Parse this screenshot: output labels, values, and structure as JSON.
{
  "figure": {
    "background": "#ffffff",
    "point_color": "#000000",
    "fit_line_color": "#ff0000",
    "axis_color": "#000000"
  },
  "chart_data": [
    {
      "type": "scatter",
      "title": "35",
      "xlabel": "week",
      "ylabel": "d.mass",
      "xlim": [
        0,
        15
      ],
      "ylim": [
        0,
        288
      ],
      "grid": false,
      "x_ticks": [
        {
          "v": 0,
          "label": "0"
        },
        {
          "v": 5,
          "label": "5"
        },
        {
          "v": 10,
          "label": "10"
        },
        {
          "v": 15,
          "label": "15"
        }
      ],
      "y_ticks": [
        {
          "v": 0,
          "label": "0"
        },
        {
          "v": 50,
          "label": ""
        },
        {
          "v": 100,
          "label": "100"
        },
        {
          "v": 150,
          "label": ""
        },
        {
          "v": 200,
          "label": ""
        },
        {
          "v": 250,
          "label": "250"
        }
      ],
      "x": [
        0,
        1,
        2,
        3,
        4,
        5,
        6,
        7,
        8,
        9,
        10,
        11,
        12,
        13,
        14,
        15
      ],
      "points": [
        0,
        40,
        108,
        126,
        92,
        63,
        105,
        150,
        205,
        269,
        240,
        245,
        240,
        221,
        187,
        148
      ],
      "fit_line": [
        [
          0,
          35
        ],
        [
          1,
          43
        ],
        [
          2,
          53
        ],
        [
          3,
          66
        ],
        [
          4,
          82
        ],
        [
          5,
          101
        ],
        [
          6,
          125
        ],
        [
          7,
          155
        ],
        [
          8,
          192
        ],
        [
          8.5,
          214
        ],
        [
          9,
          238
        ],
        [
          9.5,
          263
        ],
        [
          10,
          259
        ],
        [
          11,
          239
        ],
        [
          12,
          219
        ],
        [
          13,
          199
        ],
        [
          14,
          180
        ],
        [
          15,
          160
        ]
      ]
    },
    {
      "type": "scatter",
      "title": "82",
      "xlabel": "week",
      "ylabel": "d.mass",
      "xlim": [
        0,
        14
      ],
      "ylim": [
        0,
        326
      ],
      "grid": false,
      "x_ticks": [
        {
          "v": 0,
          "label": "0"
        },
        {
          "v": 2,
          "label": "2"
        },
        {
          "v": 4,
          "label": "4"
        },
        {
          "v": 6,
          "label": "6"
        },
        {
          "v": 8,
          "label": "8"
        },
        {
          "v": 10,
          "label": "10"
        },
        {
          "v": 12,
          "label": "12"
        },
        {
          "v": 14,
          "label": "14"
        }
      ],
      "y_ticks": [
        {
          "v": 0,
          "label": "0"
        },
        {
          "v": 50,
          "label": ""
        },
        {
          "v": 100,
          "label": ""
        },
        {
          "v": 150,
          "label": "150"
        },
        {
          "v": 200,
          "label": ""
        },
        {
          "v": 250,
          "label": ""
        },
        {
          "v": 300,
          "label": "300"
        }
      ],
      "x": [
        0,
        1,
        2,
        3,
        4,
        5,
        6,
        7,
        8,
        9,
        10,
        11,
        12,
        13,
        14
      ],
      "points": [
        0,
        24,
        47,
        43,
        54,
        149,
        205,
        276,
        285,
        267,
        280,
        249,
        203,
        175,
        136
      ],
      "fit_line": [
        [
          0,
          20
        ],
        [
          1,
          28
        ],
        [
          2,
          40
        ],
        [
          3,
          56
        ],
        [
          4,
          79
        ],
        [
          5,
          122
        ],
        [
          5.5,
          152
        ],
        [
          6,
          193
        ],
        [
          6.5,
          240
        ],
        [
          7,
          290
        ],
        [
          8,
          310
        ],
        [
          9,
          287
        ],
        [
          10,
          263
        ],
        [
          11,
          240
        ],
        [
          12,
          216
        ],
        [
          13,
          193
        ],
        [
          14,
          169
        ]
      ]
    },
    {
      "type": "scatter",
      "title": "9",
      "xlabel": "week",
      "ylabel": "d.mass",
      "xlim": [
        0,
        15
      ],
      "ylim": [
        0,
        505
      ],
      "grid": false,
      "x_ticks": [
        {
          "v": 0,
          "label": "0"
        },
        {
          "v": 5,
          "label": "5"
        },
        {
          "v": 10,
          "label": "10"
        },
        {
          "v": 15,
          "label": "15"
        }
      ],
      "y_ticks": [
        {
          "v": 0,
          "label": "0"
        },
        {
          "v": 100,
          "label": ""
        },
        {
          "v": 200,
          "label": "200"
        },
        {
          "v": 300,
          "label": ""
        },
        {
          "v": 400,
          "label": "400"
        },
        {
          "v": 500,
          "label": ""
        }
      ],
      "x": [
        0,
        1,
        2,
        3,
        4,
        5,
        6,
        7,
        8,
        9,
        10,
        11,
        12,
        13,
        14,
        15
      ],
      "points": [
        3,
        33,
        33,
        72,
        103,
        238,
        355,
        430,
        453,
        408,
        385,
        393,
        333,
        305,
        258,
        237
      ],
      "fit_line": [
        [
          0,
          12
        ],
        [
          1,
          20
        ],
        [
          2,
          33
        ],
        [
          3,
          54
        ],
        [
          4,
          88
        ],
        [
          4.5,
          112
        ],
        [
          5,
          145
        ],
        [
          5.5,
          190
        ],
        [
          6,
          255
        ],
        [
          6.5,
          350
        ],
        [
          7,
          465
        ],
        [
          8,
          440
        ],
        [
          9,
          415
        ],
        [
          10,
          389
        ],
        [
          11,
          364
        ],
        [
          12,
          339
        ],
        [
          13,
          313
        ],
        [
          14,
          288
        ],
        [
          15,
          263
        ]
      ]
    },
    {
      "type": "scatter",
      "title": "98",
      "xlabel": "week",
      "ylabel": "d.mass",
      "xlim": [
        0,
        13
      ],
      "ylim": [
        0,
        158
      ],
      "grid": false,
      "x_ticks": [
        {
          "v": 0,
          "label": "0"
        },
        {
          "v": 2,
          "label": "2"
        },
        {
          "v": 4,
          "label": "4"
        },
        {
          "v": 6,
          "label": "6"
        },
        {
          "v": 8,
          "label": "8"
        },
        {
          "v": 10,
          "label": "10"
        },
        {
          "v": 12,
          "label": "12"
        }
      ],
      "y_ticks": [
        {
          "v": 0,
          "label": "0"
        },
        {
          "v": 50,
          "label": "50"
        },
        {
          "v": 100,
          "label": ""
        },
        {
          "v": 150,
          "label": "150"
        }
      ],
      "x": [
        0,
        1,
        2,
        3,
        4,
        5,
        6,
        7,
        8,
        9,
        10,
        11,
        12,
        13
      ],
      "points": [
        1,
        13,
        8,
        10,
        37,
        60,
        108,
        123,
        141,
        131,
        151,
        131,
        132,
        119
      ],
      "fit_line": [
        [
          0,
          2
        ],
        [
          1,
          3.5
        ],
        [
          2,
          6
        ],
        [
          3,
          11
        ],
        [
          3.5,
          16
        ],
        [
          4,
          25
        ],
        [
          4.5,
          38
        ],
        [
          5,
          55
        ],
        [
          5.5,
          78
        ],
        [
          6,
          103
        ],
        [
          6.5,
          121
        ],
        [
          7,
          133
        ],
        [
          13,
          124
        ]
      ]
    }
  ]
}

-- Instruction --
Repeat the records above exactly as they appear.

-- Task output --
Parse this screenshot: output labels, values, and structure as JSON.
{
  "figure": {
    "background": "#ffffff",
    "point_color": "#000000",
    "fit_line_color": "#ff0000",
    "axis_color": "#000000"
  },
  "chart_data": [
    {
      "type": "scatter",
      "title": "35",
      "xlabel": "week",
      "ylabel": "d.mass",
      "xlim": [
        0,
        15
      ],
      "ylim": [
        0,
        288
      ],
      "grid": false,
      "x_ticks": [
        {
          "v": 0,
          "label": "0"
        },
        {
          "v": 5,
          "label": "5"
        },
        {
          "v": 10,
          "label": "10"
        },
        {
          "v": 15,
          "label": "15"
        }
      ],
      "y_ticks": [
        {
          "v": 0,
          "label": "0"
        },
        {
          "v": 50,
          "label": ""
        },
        {
          "v": 100,
          "label": "100"
        },
        {
          "v": 150,
          "label": ""
        },
        {
          "v": 200,
          "label": ""
        },
        {
          "v": 250,
          "label": "250"
        }
      ],
      "x": [
        0,
        1,
        2,
        3,
        4,
        5,
        6,
        7,
        8,
        9,
        10,
        11,
        12,
        13,
        14,
        15
      ],
      "points": [
        0,
        40,
        108,
        126,
        92,
        63,
        105,
        150,
        205,
        269,
        240,
        245,
        240,
        221,
        187,
        148
      ],
      "fit_line": [
        [
          0,
          35
        ],
        [
          1,
          43
        ],
        [
          2,
          53
        ],
        [
          3,
          66
        ],
        [
          4,
          82
        ],
        [
          5,
          101
        ],
        [
          6,
          125
        ],
        [
          7,
          155
        ],
        [
          8,
          192
        ],
        [
          8.5,
          214
        ],
        [
          9,
          238
        ],
        [
          9.5,
          263
        ],
        [
          10,
          259
        ],
        [
          11,
          239
        ],
        [
          12,
          219
        ],
        [
          13,
          199
        ],
        [
          14,
          180
        ],
        [
          15,
          160
        ]
      ]
    },
    {
      "type": "scatter",
      "title": "82",
      "xlabel": "week",
      "ylabel": "d.mass",
      "xlim": [
        0,
        14
      ],
      "ylim": [
        0,
        326
      ],
      "grid": false,
      "x_ticks": [
        {
          "v": 0,
          "label": "0"
        },
        {
          "v": 2,
          "label": "2"
        },
        {
          "v": 4,
          "label": "4"
        },
        {
          "v": 6,
          "label": "6"
        },
        {
          "v": 8,
          "label": "8"
        },
        {
          "v": 10,
          "label": "10"
        },
        {
          "v": 12,
          "label": "12"
        },
        {
          "v": 14,
          "label": "14"
        }
      ],
      "y_ticks": [
        {
          "v": 0,
          "label": "0"
        },
        {
          "v": 50,
          "label": ""
        },
        {
          "v": 100,
          "label": ""
        },
        {
          "v": 150,
          "label": "150"
        },
        {
          "v": 200,
          "label": ""
        },
        {
          "v": 250,
          "label": ""
        },
        {
          "v": 300,
          "label": "300"
        }
      ],
      "x": [
        0,
        1,
        2,
        3,
        4,
        5,
        6,
        7,
        8,
        9,
        10,
        11,
        12,
        13,
        14
      ],
      "points": [
        0,
        24,
        47,
        43,
        54,
        149,
        205,
        276,
        285,
        267,
        280,
        249,
        203,
        175,
        136
      ],
      "fit_line": [
        [
          0,
          20
        ],
        [
          1,
          28
        ],
        [
          2,
          40
        ],
        [
          3,
          56
        ],
        [
          4,
          79
        ],
        [
          5,
          122
        ],
        [
          5.5,
          152
        ],
        [
          6,
          193
        ],
        [
          6.5,
          240
        ],
        [
          7,
          290
        ],
        [
          8,
          310
        ],
        [
          9,
          287
        ],
        [
          10,
          263
        ],
        [
          11,
          240
        ],
        [
          12,
          216
        ],
        [
          13,
          193
        ],
        [
          14,
          169
        ]
      ]
    },
    {
      "type": "scatter",
      "title": "9",
      "xlabel": "week",
      "ylabel": "d.mass",
      "xlim": [
        0,
        15
      ],
      "ylim": [
        0,
        505
      ],
      "grid": false,
      "x_ticks": [
        {
          "v": 0,
          "label": "0"
        },
        {
          "v": 5,
          "label": "5"
        },
        {
          "v": 10,
          "label": "10"
        },
        {
          "v": 15,
          "label": "15"
        }
      ],
      "y_ticks": [
        {
          "v": 0,
          "label": "0"
        },
        {
          "v": 100,
          "label": ""
        },
        {
          "v": 200,
          "label": "200"
        },
        {
          "v": 300,
          "label": ""
        },
        {
          "v": 400,
          "label": "400"
        },
        {
          "v": 500,
          "label": ""
        }
      ],
      "x": [
        0,
        1,
        2,
        3,
        4,
        5,
        6,
        7,
        8,
        9,
        10,
        11,
        12,
        13,
        14,
        15
      ],
      "points": [
        3,
        33,
        33,
        72,
        103,
        238,
        355,
        430,
        453,
        408,
        385,
        393,
        333,
        305,
        258,
        237
      ],
      "fit_line": [
        [
          0,
          12
        ],
        [
          1,
          20
        ],
        [
          2,
          33
        ],
        [
          3,
          54
        ],
        [
          4,
          88
        ],
        [
          4.5,
          112
        ],
        [
          5,
          145
        ],
        [
          5.5,
          190
        ],
        [
          6,
          255
        ],
        [
          6.5,
          350
        ],
        [
          7,
          465
        ],
        [
          8,
          440
        ],
        [
          9,
          415
        ],
        [
          10,
          389
        ],
        [
          11,
          364
        ],
        [
          12,
          339
        ],
        [
          13,
          313
        ],
        [
          14,
          288
        ],
        [
          15,
          263
        ]
      ]
    },
    {
      "type": "scatter",
      "title": "98",
      "xlabel": "week",
      "ylabel": "d.mass",
      "xlim": [
        0,
        13
      ],
      "ylim": [
        0,
        158
      ],
      "grid": false,
      "x_ticks": [
        {
          "v": 0,
          "label": "0"
        },
        {
          "v": 2,
          "label": "2"
        },
        {
          "v": 4,
          "label": "4"
        },
        {
          "v": 6,
          "label": "6"
        },
        {
          "v": 8,
          "label": "8"
        },
        {
          "v": 10,
          "label": "10"
        },
        {
          "v": 12,
          "label": "12"
        }
      ],
      "y_ticks": [
        {
          "v": 0,
          "label": "0"
        },
        {
          "v": 50,
          "label": "50"
        },
        {
          "v": 100,
          "label": ""
        },
        {
          "v": 150,
          "label": "150"
        }
      ],
      "x": [
        0,
        1,
        2,
        3,
        4,
        5,
        6,
        7,
        8,
        9,
        10,
        11,
        12,
        13
      ],
      "points": [
        1,
        13,
        8,
        10,
        37,
        60,
        108,
        123,
        141,
        131,
        151,
        131,
        132,
        119
      ],
      "fit_line": [
        [
          0,
          2
        ],
        [
          1,
          3.5
        ],
        [
          2,
          6
        ],
        [
          3,
          11
        ],
        [
          3.5,
          16
        ],
        [
          4,
          25
        ],
        [
          4.5,
          38
        ],
        [
          5,
          55
        ],
        [
          5.5,
          78
        ],
        [
          6,
          103
        ],
        [
          6.5,
          121
        ],
        [
          7,
          133
        ],
        [
          13,
          124
        ]
      ]
    }
  ]
}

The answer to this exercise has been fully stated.